▶ _FRAGMENTO DEL TEXTO_:
....................

Mi amigo M. es un tío guapo. A decir verdad, no sólo está bueno, también es inteligente, muy divertido, generoso y muy, pero que muy, interesante. Y soltero. Vive en una gran capital europea y, a sus pocos más de 40 años, acaba de descubrir Tinder. Mi amigo el guapo, listo y maravilloso; el que ligaba bailando lentas y tomando chupitos en la barra de un antro noventero, ha caído de bruces en esa app del demonio y aún intenta explicarme cómo funciona eso. A mí, que la última vez que ligué fue jugando al futbolín.

Sé perfectamente que mi amigo llega tarde a Tinder, pero que haya ocurrido es algo extraordinario al nivel del Armageddon. Llevo años escuchando que eso está lleno de saldos, un mercado del ligue en el que sólo las que tienen mucha suerte (como mi querida Pepa) encuentran la aguja dorada en el pajar. Por eso, cuando mi amigo me confesó que hacía tres meses que había empezado a utilizarlo, sentí un pequeño pánico. Yo, que llevo media vida con la misma pareja, tuve ese pensamiento, ese miedo eléctrico que me paralizó hasta la glándula pineal: “Nena, como te divorcies ahora, a ver cómo aprendes a conducir en Tinder”.

....................

▶ _MATERIAL PROPORCIONADO_:
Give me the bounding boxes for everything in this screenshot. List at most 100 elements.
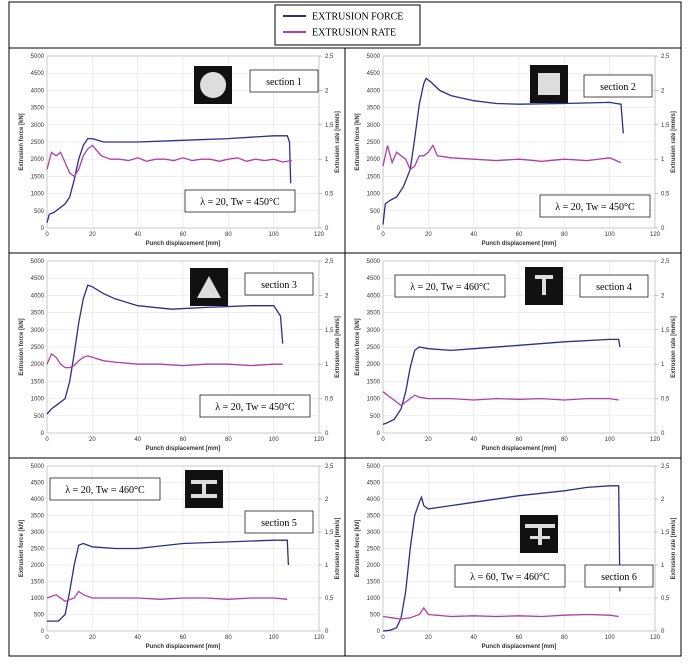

....................

▶ _TAREAS POR REALIZAR_:
a. Responde a estas preguntas según el texto sobre Tinder:
(i) ¿Dónde vive el amigo M.?
(ii) ¿Cuánto tiempo hacía que el amigo usaba Tinder cuando lo confesó?
(iii) ¿Jugando a qué ligó por última vez quien escribe?
b. Copia del texto sobre Tinder el fragmento que va de «Mi amigo M.» a «jugando al futbolín.», ambos incluidos.

▶ _RESPUESTAS DEL EJERCICIO_:
a.
(i) En una gran capital europea.
(ii) Tres meses.
(iii) Al futbolín.

b.
Mi amigo M. es un tío guapo. A decir verdad, no sólo está bueno, también es inteligente, muy divertido, generoso y muy, pero que muy, interesante. Y soltero. Vive en una gran capital europea y, a sus pocos más de 40 años, acaba de descubrir Tinder. Mi amigo el guapo, listo y maravilloso; el que ligaba bailando lentas y tomando chupitos en la barra de un antro noventero, ha caído de bruces en esa app del demonio y aún intenta explicarme cómo funciona eso. A mí, que la última vez que ligué fue jugando al futbolín.